(Saved data entries)
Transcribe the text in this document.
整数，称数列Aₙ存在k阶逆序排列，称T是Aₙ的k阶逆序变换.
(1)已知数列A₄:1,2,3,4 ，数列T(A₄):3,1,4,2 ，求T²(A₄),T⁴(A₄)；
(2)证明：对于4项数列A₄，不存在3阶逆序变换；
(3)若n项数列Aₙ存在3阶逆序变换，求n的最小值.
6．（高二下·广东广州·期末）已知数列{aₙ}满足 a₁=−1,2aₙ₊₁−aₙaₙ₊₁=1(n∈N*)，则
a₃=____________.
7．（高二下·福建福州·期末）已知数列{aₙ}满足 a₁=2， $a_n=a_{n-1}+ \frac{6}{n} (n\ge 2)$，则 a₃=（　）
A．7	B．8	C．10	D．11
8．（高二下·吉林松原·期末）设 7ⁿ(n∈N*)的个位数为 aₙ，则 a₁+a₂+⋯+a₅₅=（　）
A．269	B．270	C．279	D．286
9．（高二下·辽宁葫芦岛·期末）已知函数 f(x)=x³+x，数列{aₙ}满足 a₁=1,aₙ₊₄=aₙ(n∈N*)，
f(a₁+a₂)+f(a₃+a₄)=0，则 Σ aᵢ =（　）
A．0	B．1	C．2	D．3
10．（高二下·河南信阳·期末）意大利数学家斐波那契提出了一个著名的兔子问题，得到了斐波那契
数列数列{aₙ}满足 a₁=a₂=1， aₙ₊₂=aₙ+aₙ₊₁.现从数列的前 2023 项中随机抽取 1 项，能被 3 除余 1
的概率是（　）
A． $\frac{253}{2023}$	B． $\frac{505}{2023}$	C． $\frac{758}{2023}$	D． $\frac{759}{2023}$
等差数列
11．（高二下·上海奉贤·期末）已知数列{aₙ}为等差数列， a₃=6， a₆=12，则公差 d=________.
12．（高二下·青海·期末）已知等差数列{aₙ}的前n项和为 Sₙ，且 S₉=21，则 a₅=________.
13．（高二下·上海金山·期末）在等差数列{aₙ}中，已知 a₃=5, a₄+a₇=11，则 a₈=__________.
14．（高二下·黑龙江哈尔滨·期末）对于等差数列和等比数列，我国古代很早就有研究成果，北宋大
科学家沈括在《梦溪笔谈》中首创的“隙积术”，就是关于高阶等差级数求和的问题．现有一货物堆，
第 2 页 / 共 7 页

## [AIM]
Return the entries above exactly, each one complete.

## [TASK RESPONSE]
Transcribe the text in this document.
整数，称数列Aₙ存在k阶逆序排列，称T是Aₙ的k阶逆序变换.
(1)已知数列A₄:1,2,3,4 ，数列T(A₄):3,1,4,2 ，求T²(A₄),T⁴(A₄)；
(2)证明：对于4项数列A₄，不存在3阶逆序变换；
(3)若n项数列Aₙ存在3阶逆序变换，求n的最小值.
6．（高二下·广东广州·期末）已知数列{aₙ}满足 a₁=−1,2aₙ₊₁−aₙaₙ₊₁=1(n∈N*)，则
a₃=____________.
7．（高二下·福建福州·期末）已知数列{aₙ}满足 a₁=2， $a_n=a_{n-1}+ \frac{6}{n} (n\ge 2)$，则 a₃=（　）
A．7	B．8	C．10	D．11
8．（高二下·吉林松原·期末）设 7ⁿ(n∈N*)的个位数为 aₙ，则 a₁+a₂+⋯+a₅₅=（　）
A．269	B．270	C．279	D．286
9．（高二下·辽宁葫芦岛·期末）已知函数 f(x)=x³+x，数列{aₙ}满足 a₁=1,aₙ₊₄=aₙ(n∈N*)，
f(a₁+a₂)+f(a₃+a₄)=0，则 Σ aᵢ =（　）
A．0	B．1	C．2	D．3
10．（高二下·河南信阳·期末）意大利数学家斐波那契提出了一个著名的兔子问题，得到了斐波那契
数列数列{aₙ}满足 a₁=a₂=1， aₙ₊₂=aₙ+aₙ₊₁.现从数列的前 2023 项中随机抽取 1 项，能被 3 除余 1
的概率是（　）
A． $\frac{253}{2023}$	B． $\frac{505}{2023}$	C． $\frac{758}{2023}$	D． $\frac{759}{2023}$
等差数列
11．（高二下·上海奉贤·期末）已知数列{aₙ}为等差数列， a₃=6， a₆=12，则公差 d=________.
12．（高二下·青海·期末）已知等差数列{aₙ}的前n项和为 Sₙ，且 S₉=21，则 a₅=________.
13．（高二下·上海金山·期末）在等差数列{aₙ}中，已知 a₃=5, a₄+a₇=11，则 a₈=__________.
14．（高二下·黑龙江哈尔滨·期末）对于等差数列和等比数列，我国古代很早就有研究成果，北宋大
科学家沈括在《梦溪笔谈》中首创的“隙积术”，就是关于高阶等差级数求和的问题．现有一货物堆，
第 2 页 / 共 7 页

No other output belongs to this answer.